**Problem to work on:**
Pick out each line of the records in which the word "link" appears.

──────── Input records

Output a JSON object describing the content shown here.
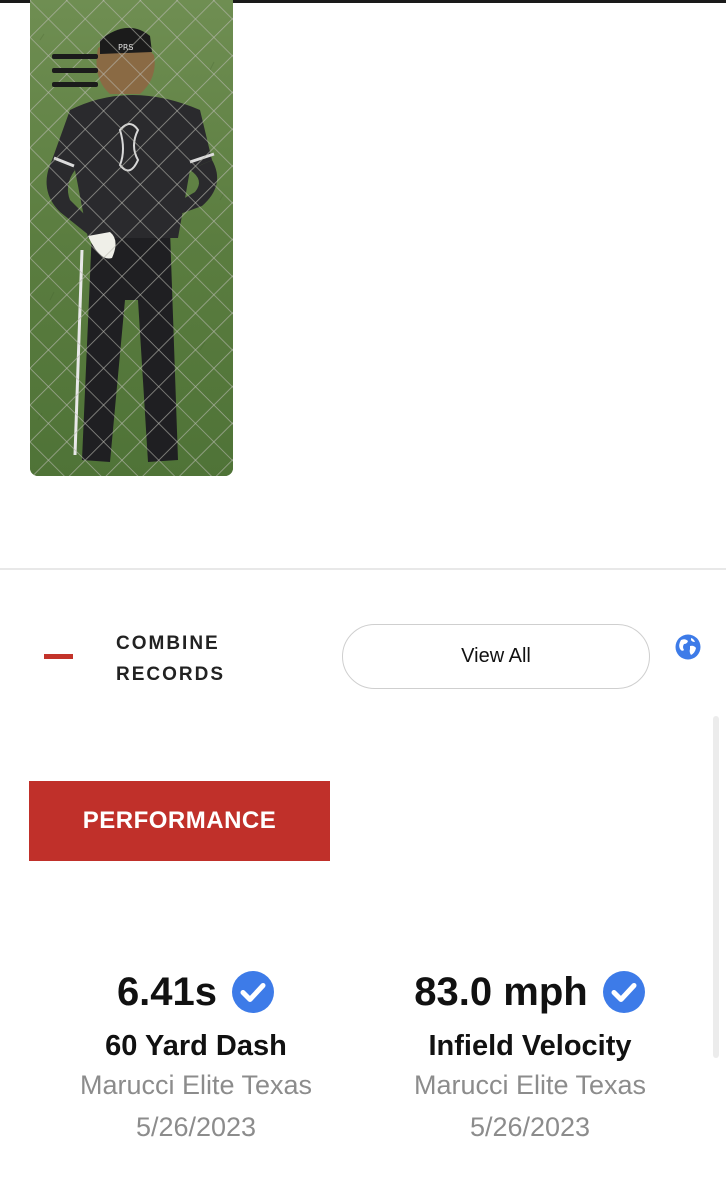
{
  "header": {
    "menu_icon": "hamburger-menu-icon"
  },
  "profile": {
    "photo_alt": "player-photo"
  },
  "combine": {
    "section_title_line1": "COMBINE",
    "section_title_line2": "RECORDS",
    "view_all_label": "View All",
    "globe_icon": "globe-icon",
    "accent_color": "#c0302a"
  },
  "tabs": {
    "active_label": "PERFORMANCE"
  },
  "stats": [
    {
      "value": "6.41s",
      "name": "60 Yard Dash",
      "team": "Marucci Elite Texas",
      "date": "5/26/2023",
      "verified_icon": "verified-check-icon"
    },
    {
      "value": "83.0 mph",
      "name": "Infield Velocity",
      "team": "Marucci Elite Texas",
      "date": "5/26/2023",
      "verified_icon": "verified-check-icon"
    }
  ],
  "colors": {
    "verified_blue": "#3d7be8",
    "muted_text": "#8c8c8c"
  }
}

────────────────
──────── Input records

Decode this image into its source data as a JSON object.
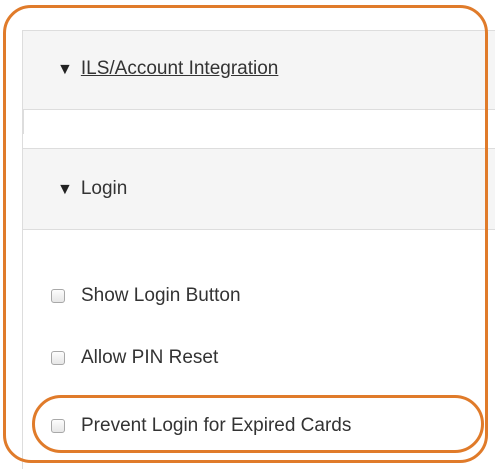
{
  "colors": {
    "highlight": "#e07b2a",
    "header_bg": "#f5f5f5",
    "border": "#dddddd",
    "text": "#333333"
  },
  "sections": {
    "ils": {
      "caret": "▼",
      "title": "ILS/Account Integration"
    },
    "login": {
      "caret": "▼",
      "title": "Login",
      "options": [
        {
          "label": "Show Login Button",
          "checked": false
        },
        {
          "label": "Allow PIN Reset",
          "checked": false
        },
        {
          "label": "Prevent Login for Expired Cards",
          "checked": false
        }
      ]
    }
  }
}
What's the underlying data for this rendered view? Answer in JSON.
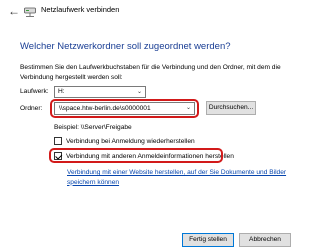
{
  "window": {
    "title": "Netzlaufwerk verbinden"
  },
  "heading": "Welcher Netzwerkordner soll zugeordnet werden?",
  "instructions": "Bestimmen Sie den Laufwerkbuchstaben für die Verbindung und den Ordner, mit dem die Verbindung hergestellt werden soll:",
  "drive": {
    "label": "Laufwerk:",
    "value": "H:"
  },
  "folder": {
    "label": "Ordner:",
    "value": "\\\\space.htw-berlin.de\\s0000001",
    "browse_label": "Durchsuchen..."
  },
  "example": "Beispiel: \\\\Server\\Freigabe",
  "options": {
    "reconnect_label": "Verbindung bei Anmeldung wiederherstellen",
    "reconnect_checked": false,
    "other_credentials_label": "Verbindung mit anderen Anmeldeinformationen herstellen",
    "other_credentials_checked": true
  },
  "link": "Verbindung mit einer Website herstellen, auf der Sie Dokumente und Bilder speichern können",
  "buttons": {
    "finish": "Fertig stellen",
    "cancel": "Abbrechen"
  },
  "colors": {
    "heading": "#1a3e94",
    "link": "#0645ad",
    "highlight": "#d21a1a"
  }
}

────────────────

**The reply:**
  "link": "Verbindung mit einer Website herstellen, auf der Sie Dokumente und Bilder speichern können",
    "link": "#0645ad",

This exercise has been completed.